▸ **Data extract**
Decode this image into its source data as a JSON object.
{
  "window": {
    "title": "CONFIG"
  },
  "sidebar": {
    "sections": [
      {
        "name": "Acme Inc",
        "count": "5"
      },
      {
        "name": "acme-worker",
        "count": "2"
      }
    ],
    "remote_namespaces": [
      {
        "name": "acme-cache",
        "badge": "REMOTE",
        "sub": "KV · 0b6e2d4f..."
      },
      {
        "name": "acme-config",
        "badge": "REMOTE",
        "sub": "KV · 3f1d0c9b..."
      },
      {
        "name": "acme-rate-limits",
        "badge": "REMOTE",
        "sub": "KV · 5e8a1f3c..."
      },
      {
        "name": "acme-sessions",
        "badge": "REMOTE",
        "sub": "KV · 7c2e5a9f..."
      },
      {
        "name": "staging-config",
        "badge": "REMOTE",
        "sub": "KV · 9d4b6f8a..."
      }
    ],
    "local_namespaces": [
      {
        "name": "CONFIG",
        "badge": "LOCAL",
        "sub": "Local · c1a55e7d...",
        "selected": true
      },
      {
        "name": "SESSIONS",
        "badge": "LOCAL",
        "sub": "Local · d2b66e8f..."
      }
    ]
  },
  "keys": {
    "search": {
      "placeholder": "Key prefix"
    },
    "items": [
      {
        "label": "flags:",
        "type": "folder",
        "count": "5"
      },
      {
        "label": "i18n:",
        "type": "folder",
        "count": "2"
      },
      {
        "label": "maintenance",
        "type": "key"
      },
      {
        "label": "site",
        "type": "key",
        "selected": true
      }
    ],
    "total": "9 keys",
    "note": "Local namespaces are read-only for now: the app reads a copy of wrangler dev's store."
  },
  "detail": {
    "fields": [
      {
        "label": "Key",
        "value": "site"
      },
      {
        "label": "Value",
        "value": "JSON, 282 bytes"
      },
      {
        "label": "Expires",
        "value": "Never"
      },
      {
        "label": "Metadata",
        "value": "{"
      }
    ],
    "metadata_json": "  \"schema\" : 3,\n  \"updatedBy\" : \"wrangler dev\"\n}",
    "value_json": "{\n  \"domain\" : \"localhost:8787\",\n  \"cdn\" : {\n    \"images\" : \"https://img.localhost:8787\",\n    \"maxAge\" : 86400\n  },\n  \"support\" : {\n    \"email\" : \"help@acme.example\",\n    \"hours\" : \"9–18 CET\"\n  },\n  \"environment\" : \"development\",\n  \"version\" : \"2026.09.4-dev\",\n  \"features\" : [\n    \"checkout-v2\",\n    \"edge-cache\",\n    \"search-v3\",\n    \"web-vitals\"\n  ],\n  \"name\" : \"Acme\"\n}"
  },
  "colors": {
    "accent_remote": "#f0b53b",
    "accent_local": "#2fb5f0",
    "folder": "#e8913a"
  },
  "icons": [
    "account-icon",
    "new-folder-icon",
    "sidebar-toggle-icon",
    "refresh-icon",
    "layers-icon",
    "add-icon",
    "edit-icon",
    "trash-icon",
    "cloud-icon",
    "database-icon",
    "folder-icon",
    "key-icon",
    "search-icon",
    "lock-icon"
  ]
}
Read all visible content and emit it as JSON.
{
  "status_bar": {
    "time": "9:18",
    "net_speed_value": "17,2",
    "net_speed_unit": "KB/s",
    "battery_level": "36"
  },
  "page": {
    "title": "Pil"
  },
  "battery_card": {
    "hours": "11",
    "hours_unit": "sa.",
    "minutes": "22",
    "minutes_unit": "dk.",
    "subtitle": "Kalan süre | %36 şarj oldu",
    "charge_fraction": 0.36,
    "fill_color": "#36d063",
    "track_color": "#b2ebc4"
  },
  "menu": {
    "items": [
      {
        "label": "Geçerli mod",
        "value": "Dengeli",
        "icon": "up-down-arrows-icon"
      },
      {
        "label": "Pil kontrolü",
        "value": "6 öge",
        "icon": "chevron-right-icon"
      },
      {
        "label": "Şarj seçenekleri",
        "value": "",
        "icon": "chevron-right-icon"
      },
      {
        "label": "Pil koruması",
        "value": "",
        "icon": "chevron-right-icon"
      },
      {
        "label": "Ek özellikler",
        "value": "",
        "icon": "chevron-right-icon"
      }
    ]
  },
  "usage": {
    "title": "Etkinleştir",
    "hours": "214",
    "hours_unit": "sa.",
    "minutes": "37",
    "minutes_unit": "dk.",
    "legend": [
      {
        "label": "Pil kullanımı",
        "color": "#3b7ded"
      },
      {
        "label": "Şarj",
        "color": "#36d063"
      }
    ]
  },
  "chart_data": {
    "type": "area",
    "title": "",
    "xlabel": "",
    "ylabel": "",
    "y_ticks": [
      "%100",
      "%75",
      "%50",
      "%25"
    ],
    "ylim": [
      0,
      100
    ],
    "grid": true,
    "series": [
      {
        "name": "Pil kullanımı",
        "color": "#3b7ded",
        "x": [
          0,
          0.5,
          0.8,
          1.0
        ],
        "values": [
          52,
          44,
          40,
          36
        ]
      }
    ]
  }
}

▸ **Stated exercise**
Send back all of the entries exactly, with nothing missing.

▸ **Worked answer**
Decode this image into its source data as a JSON object.
{
  "window": {
    "title": "CONFIG"
  },
  "sidebar": {
    "sections": [
      {
        "name": "Acme Inc",
        "count": "5"
      },
      {
        "name": "acme-worker",
        "count": "2"
      }
    ],
    "remote_namespaces": [
      {
        "name": "acme-cache",
        "badge": "REMOTE",
        "sub": "KV · 0b6e2d4f..."
      },
      {
        "name": "acme-config",
        "badge": "REMOTE",
        "sub": "KV · 3f1d0c9b..."
      },
      {
        "name": "acme-rate-limits",
        "badge": "REMOTE",
        "sub": "KV · 5e8a1f3c..."
      },
      {
        "name": "acme-sessions",
        "badge": "REMOTE",
        "sub": "KV · 7c2e5a9f..."
      },
      {
        "name": "staging-config",
        "badge": "REMOTE",
        "sub": "KV · 9d4b6f8a..."
      }
    ],
    "local_namespaces": [
      {
        "name": "CONFIG",
        "badge": "LOCAL",
        "sub": "Local · c1a55e7d...",
        "selected": true
      },
      {
        "name": "SESSIONS",
        "badge": "LOCAL",
        "sub": "Local · d2b66e8f..."
      }
    ]
  },
  "keys": {
    "search": {
      "placeholder": "Key prefix"
    },
    "items": [
      {
        "label": "flags:",
        "type": "folder",
        "count": "5"
      },
      {
        "label": "i18n:",
        "type": "folder",
        "count": "2"
      },
      {
        "label": "maintenance",
        "type": "key"
      },
      {
        "label": "site",
        "type": "key",
        "selected": true
      }
    ],
    "total": "9 keys",
    "note": "Local namespaces are read-only for now: the app reads a copy of wrangler dev's store."
  },
  "detail": {
    "fields": [
      {
        "label": "Key",
        "value": "site"
      },
      {
        "label": "Value",
        "value": "JSON, 282 bytes"
      },
      {
        "label": "Expires",
        "value": "Never"
      },
      {
        "label": "Metadata",
        "value": "{"
      }
    ],
    "metadata_json": "  \"schema\" : 3,\n  \"updatedBy\" : \"wrangler dev\"\n}",
    "value_json": "{\n  \"domain\" : \"localhost:8787\",\n  \"cdn\" : {\n    \"images\" : \"https://img.localhost:8787\",\n    \"maxAge\" : 86400\n  },\n  \"support\" : {\n    \"email\" : \"help@acme.example\",\n    \"hours\" : \"9–18 CET\"\n  },\n  \"environment\" : \"development\",\n  \"version\" : \"2026.09.4-dev\",\n  \"features\" : [\n    \"checkout-v2\",\n    \"edge-cache\",\n    \"search-v3\",\n    \"web-vitals\"\n  ],\n  \"name\" : \"Acme\"\n}"
  },
  "colors": {
    "accent_remote": "#f0b53b",
    "accent_local": "#2fb5f0",
    "folder": "#e8913a"
  },
  "icons": [
    "account-icon",
    "new-folder-icon",
    "sidebar-toggle-icon",
    "refresh-icon",
    "layers-icon",
    "add-icon",
    "edit-icon",
    "trash-icon",
    "cloud-icon",
    "database-icon",
    "folder-icon",
    "key-icon",
    "search-icon",
    "lock-icon"
  ]
}
Read all visible content and emit it as JSON.
{
  "status_bar": {
    "time": "9:18",
    "net_speed_value": "17,2",
    "net_speed_unit": "KB/s",
    "battery_level": "36"
  },
  "page": {
    "title": "Pil"
  },
  "battery_card": {
    "hours": "11",
    "hours_unit": "sa.",
    "minutes": "22",
    "minutes_unit": "dk.",
    "subtitle": "Kalan süre | %36 şarj oldu",
    "charge_fraction": 0.36,
    "fill_color": "#36d063",
    "track_color": "#b2ebc4"
  },
  "menu": {
    "items": [
      {
        "label": "Geçerli mod",
        "value": "Dengeli",
        "icon": "up-down-arrows-icon"
      },
      {
        "label": "Pil kontrolü",
        "value": "6 öge",
        "icon": "chevron-right-icon"
      },
      {
        "label": "Şarj seçenekleri",
        "value": "",
        "icon": "chevron-right-icon"
      },
      {
        "label": "Pil koruması",
        "value": "",
        "icon": "chevron-right-icon"
      },
      {
        "label": "Ek özellikler",
        "value": "",
        "icon": "chevron-right-icon"
      }
    ]
  },
  "usage": {
    "title": "Etkinleştir",
    "hours": "214",
    "hours_unit": "sa.",
    "minutes": "37",
    "minutes_unit": "dk.",
    "legend": [
      {
        "label": "Pil kullanımı",
        "color": "#3b7ded"
      },
      {
        "label": "Şarj",
        "color": "#36d063"
      }
    ]
  },
  "chart_data": {
    "type": "area",
    "title": "",
    "xlabel": "",
    "ylabel": "",
    "y_ticks": [
      "%100",
      "%75",
      "%50",
      "%25"
    ],
    "ylim": [
      0,
      100
    ],
    "grid": true,
    "series": [
      {
        "name": "Pil kullanımı",
        "color": "#3b7ded",
        "x": [
          0,
          0.5,
          0.8,
          1.0
        ],
        "values": [
          52,
          44,
          40,
          36
        ]
      }
    ]
  }
}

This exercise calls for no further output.